Check every line below for the string "becomes", and copy the lines that contain it.

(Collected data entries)
=-=-=
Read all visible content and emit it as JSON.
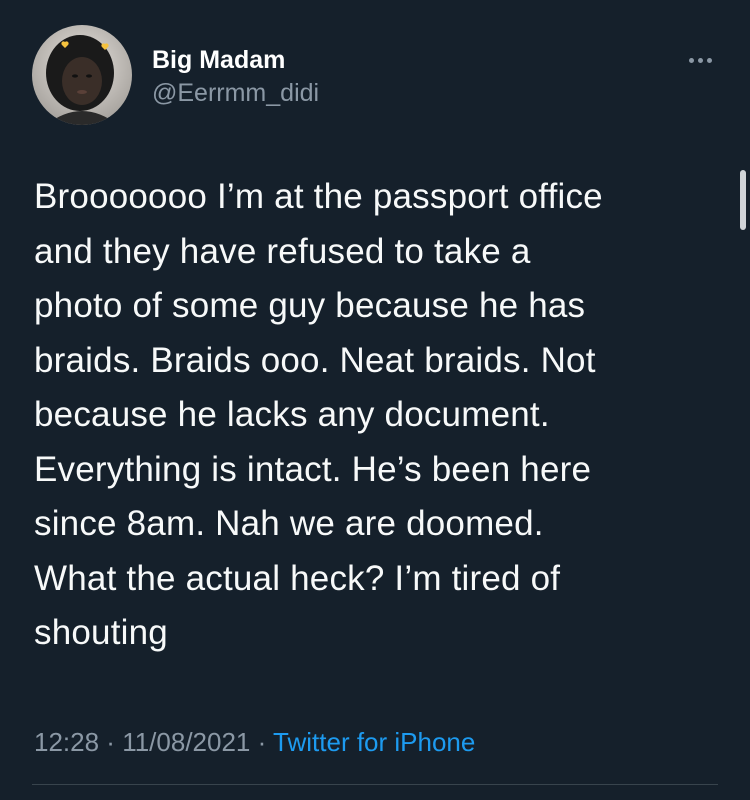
{
  "user": {
    "display_name": "Big Madam",
    "handle": "@Eerrmm_didi",
    "avatar_icon": "profile-avatar"
  },
  "menu": {
    "more_icon": "more-horizontal-icon"
  },
  "tweet": {
    "lines": [
      "Brooooooo I’m at the passport office",
      "and they have refused to take a",
      "photo of some guy because he has",
      "braids. Braids ooo. Neat braids. Not",
      "because he lacks any document.",
      "Everything is intact. He’s been here",
      "since 8am. Nah we are doomed.",
      "What the actual heck? I’m tired of",
      "shouting"
    ]
  },
  "meta": {
    "time": "12:28",
    "separator_1": " · ",
    "date": "11/08/2021",
    "separator_2": " · ",
    "source": "Twitter for iPhone"
  },
  "colors": {
    "background": "#15202b",
    "text": "#f7f9f9",
    "secondary": "#8b98a5",
    "link": "#1d9bf0",
    "divider": "#38444d"
  }
}
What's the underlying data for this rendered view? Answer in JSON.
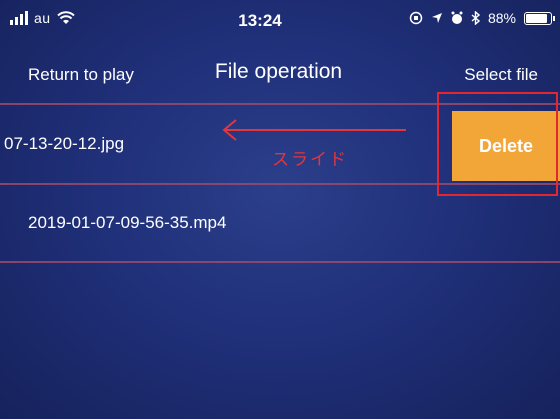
{
  "status_bar": {
    "carrier": "au",
    "time": "13:24",
    "battery": "88%"
  },
  "nav": {
    "left": "Return to play",
    "title": "File operation",
    "right": "Select file"
  },
  "files": [
    {
      "name": "07-13-20-12.jpg",
      "action": "Delete"
    },
    {
      "name": "2019-01-07-09-56-35.mp4"
    }
  ],
  "annotation": {
    "slide_label": "スライド",
    "color": "#e5343a"
  },
  "colors": {
    "delete_bg": "#f2a637",
    "divider": "#9a4a6a",
    "background": "#20307a"
  }
}
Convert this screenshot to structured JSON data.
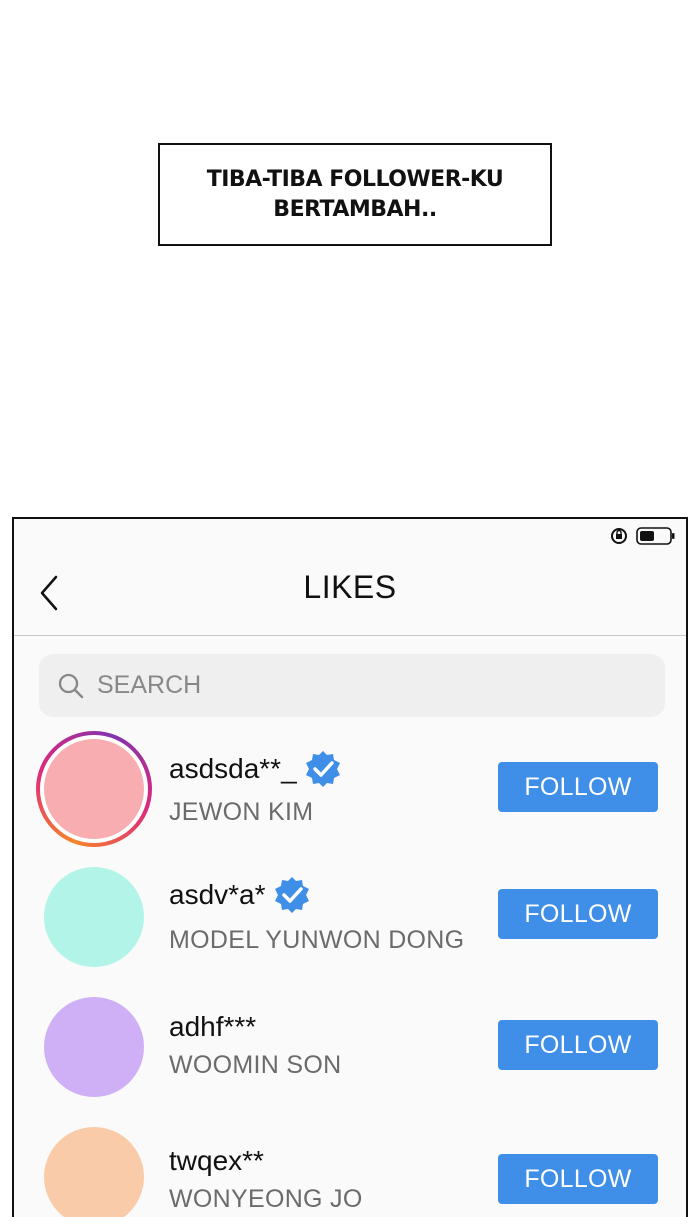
{
  "caption": {
    "text": "TIBA-TIBA FOLLOWER-KU BERTAMBAH.."
  },
  "status_bar": {
    "icons": [
      "rotation-lock-icon",
      "battery-icon"
    ]
  },
  "header": {
    "title": "LIKES",
    "back_icon": "chevron-left-icon"
  },
  "search": {
    "placeholder": "SEARCH",
    "icon": "search-icon"
  },
  "users": [
    {
      "username": "asdsda**_",
      "name": "JEWON KIM",
      "verified": true,
      "story_ring": true,
      "avatar_color": "#f8aeb0",
      "follow_label": "FOLLOW"
    },
    {
      "username": "asdv*a*",
      "name": "MODEL YUNWON DONG",
      "verified": true,
      "story_ring": false,
      "avatar_color": "#b2f5e8",
      "follow_label": "FOLLOW"
    },
    {
      "username": "adhf***",
      "name": "WOOMIN SON",
      "verified": false,
      "story_ring": false,
      "avatar_color": "#cfb0f7",
      "follow_label": "FOLLOW"
    },
    {
      "username": "twqex**",
      "name": "WONYEONG JO",
      "verified": false,
      "story_ring": false,
      "avatar_color": "#f9cba8",
      "follow_label": "FOLLOW"
    }
  ],
  "colors": {
    "follow_button": "#3f8ee8",
    "verified_badge": "#3f8ee8",
    "secondary_text": "#6b6b6b"
  }
}
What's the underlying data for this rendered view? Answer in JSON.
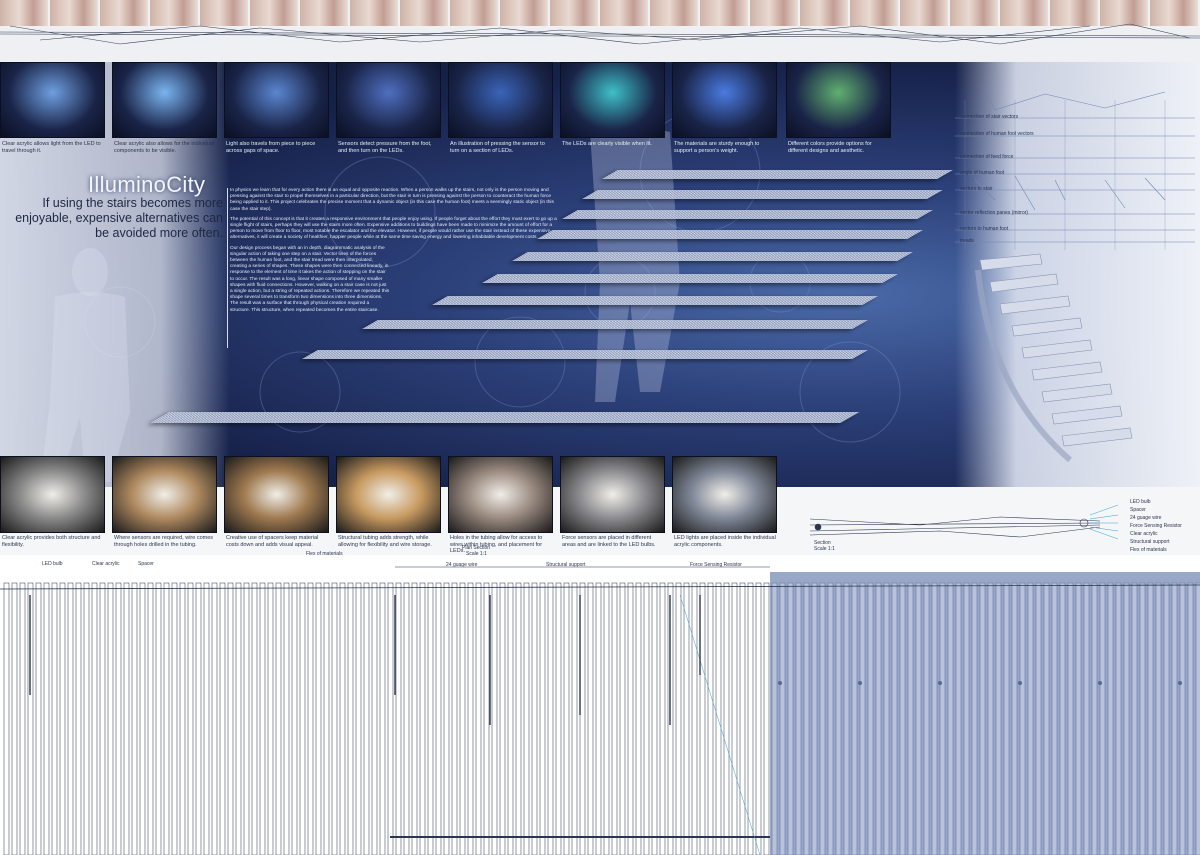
{
  "title": "IlluminoCity",
  "subtitle": "If using the stairs becomes more enjoyable, expensive alternatives can be avoided more often.",
  "body_paragraphs": [
    "In physics we learn that for every action there is an equal and opposite reaction. When a person walks up the stairs, not only is the person moving and pressing against the stair to propel themselves in a particular direction, but the stair in turn is pressing against the person to counteract the human force being applied to it. This project celebrates the precise moment that a dynamic object (in this case the human foot) meets a seemingly static object (in this case the stair step).",
    "The potential of this concept is that it creates a responsive environment that people enjoy using. If people forget about the effort they must exert to go up a single flight of stairs, perhaps they will use the stairs more often. Expensive additions to buildings have been made to minimize the amount of effort for a person to move from floor to floor, most notable the escalator and the elevator. However, if people would rather use the stair instead of these expensive alternatives, it will create a society of healthier, happier people while at the same time saving energy and lowering inhabitable development costs.",
    "Our design process began with an in depth, diagrammatic analysis of the singular action of taking one step on a stair. Vector lines of the forces between the human foot, and the stair tread were then interpolated, creating a series of shapes. These shapes were then connected linearly, in response to the element of time it takes the action of stepping on the stair to occur. The result was a long, linear shape composed of many smaller shapes with fluid connections. However, walking on a stair case is not just a single action, but a string of repeated actions. Therefore we repeated this shape several times to transform two dimensions into three dimensions. The result was a surface that through physical creation required a structure. This structure, when repeated becomes the entire staircase."
  ],
  "top_photos": [
    {
      "caption": "Clear acrylic allows light from the LED to travel through it.",
      "tone": "#6f9fe0"
    },
    {
      "caption": "Clear acrylic also allows for the individual components to be visible.",
      "tone": "#7ab4f0"
    },
    {
      "caption": "Light also travels from piece to piece across gaps of space.",
      "tone": "#5a86d0"
    },
    {
      "caption": "Sensors detect pressure from the foot, and then turn on the LEDs.",
      "tone": "#4f6fc0"
    },
    {
      "caption": "An illustration of pressing the sensor to turn on a section of LEDs.",
      "tone": "#3a64b8"
    },
    {
      "caption": "The LEDs are clearly visible when lit.",
      "tone": "#3ec0c8"
    },
    {
      "caption": "The materials are sturdy enough to support a person's weight.",
      "tone": "#4a7be0"
    },
    {
      "caption": "Different colors provide options for different designs and aesthetic.",
      "tone": "#60b070"
    }
  ],
  "bottom_photos": [
    {
      "caption": "Clear acrylic provides both structure and flexibility.",
      "tone": "#8a8a8a"
    },
    {
      "caption": "Where sensors are required, wire comes through holes drilled in the tubing.",
      "tone": "#b08a60"
    },
    {
      "caption": "Creative use of spacers keep material costs down and adds visual appeal.",
      "tone": "#a07a50"
    },
    {
      "caption": "Structural tubing adds strength, while allowing for flexibility and wire storage.",
      "tone": "#c89a60"
    },
    {
      "caption": "Holes in the tubing allow for access to wires within tubing, and placement for LEDs.",
      "tone": "#9a8a80"
    },
    {
      "caption": "Force sensors are placed in different areas and are linked to the LED bulbs.",
      "tone": "#8c8c90"
    },
    {
      "caption": "LED lights are placed inside the individual acrylic components.",
      "tone": "#808898"
    }
  ],
  "vector_labels": [
    "connection of stair vectors",
    "connection of human foot vectors",
    "connection of feed force",
    "angle of human foot",
    "vectors to stair",
    "vector reflection panes (mirror)",
    "vectors to human foot",
    "treads"
  ],
  "section": {
    "title": "Section",
    "scale": "Scale 1:1",
    "labels": [
      "LED bulb",
      "Spacer",
      "24 guage wire",
      "Force Sensing Resistor",
      "Clear acrylic",
      "Structural support",
      "Flex of materials"
    ]
  },
  "plan": {
    "title": "Plan Section",
    "scale": "Scale 1:1",
    "labels": [
      "LED bulb",
      "Clear acrylic",
      "Spacer",
      "Flex of materials",
      "24 guage wire",
      "Structural support",
      "Force Sensing Resistor"
    ]
  },
  "colors": {
    "panel_dark": "#17224a",
    "panel_mid": "#2b3f78",
    "accent_blue": "#9aa8c8"
  }
}
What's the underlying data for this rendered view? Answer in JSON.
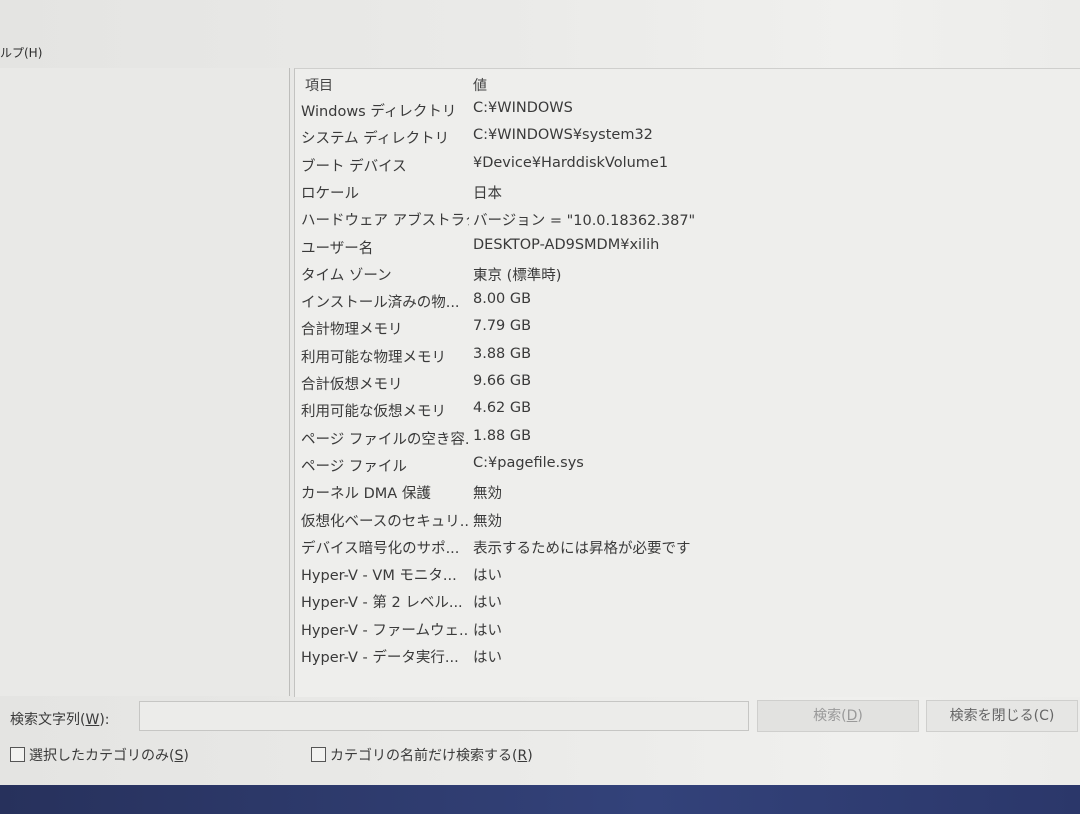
{
  "menu": {
    "help": "ルプ(H)"
  },
  "list": {
    "header": {
      "item": "項目",
      "value": "値"
    },
    "rows": [
      {
        "item": "Windows ディレクトリ",
        "value": "C:¥WINDOWS"
      },
      {
        "item": "システム ディレクトリ",
        "value": "C:¥WINDOWS¥system32"
      },
      {
        "item": "ブート デバイス",
        "value": "¥Device¥HarddiskVolume1"
      },
      {
        "item": "ロケール",
        "value": "日本"
      },
      {
        "item": "ハードウェア アブストラク...",
        "value": "バージョン = \"10.0.18362.387\""
      },
      {
        "item": "ユーザー名",
        "value": "DESKTOP-AD9SMDM¥xilih"
      },
      {
        "item": "タイム ゾーン",
        "value": "東京 (標準時)"
      },
      {
        "item": "インストール済みの物...",
        "value": "8.00 GB"
      },
      {
        "item": "合計物理メモリ",
        "value": "7.79 GB"
      },
      {
        "item": "利用可能な物理メモリ",
        "value": "3.88 GB"
      },
      {
        "item": "合計仮想メモリ",
        "value": "9.66 GB"
      },
      {
        "item": "利用可能な仮想メモリ",
        "value": "4.62 GB"
      },
      {
        "item": "ページ ファイルの空き容...",
        "value": "1.88 GB"
      },
      {
        "item": "ページ ファイル",
        "value": "C:¥pagefile.sys"
      },
      {
        "item": "カーネル DMA 保護",
        "value": "無効"
      },
      {
        "item": "仮想化ベースのセキュリ...",
        "value": "無効"
      },
      {
        "item": "デバイス暗号化のサポ...",
        "value": "表示するためには昇格が必要です"
      },
      {
        "item": "Hyper-V - VM モニタ...",
        "value": "はい"
      },
      {
        "item": "Hyper-V - 第 2 レベル...",
        "value": "はい"
      },
      {
        "item": "Hyper-V - ファームウェ...",
        "value": "はい"
      },
      {
        "item": "Hyper-V - データ実行...",
        "value": "はい"
      }
    ]
  },
  "search": {
    "label_prefix": "検索文字列(",
    "label_key": "W",
    "label_suffix": "):",
    "input_value": "",
    "search_button_prefix": "検索(",
    "search_button_key": "D",
    "search_button_suffix": ")",
    "close_button": "検索を閉じる(C)",
    "selected_category_prefix": "選択したカテゴリのみ(",
    "selected_category_key": "S",
    "selected_category_suffix": ")",
    "selected_category_checked": false,
    "names_only_prefix": "カテゴリの名前だけ検索する(",
    "names_only_key": "R",
    "names_only_suffix": ")",
    "names_only_checked": false
  }
}
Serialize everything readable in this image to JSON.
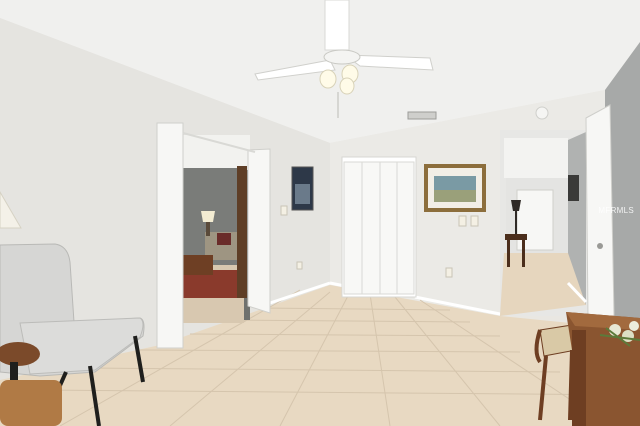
{
  "scene": {
    "description_hidden": "",
    "colors": {
      "ceiling": "#f0f0ee",
      "wall_left": "#e6e5e1",
      "wall_back": "#eceae6",
      "wall_right": "#a9abaa",
      "floor": "#e9dac3",
      "floor_grout": "#d6c6ae",
      "door_white": "#f7f7f5",
      "wood": "#7a4a2a",
      "chair_grey": "#d4d4d2",
      "living_room_wall": "#7d7f7c",
      "rug": "#8a3a2c"
    }
  },
  "watermark": {
    "text": "MFRMLS"
  }
}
=-=-=
### [ANSWER TO THE TASK]
  "subtitle": "If using the stairs becomes more enjoyable, expensive alternatives can be avoided more often.",
    "Our design process began with an in depth, diagrammatic analysis of the singular action of taking one step on a stair. Vector lines of the forces between the human foot, and the stair tread were then interpolated, creating a series of shapes. These shapes were then connected linearly, in response to the element of time it takes the action of stepping on the stair to occur. The result was a long, linear shape composed of many smaller shapes with fluid connections. However, walking on a stair case is not just a single action, but a string of repeated actions. Therefore we repeated this shape several times to transform two dimensions into three dimensions. The result was a surface that through physical creation required a structure. This structure, when repeated becomes the entire staircase."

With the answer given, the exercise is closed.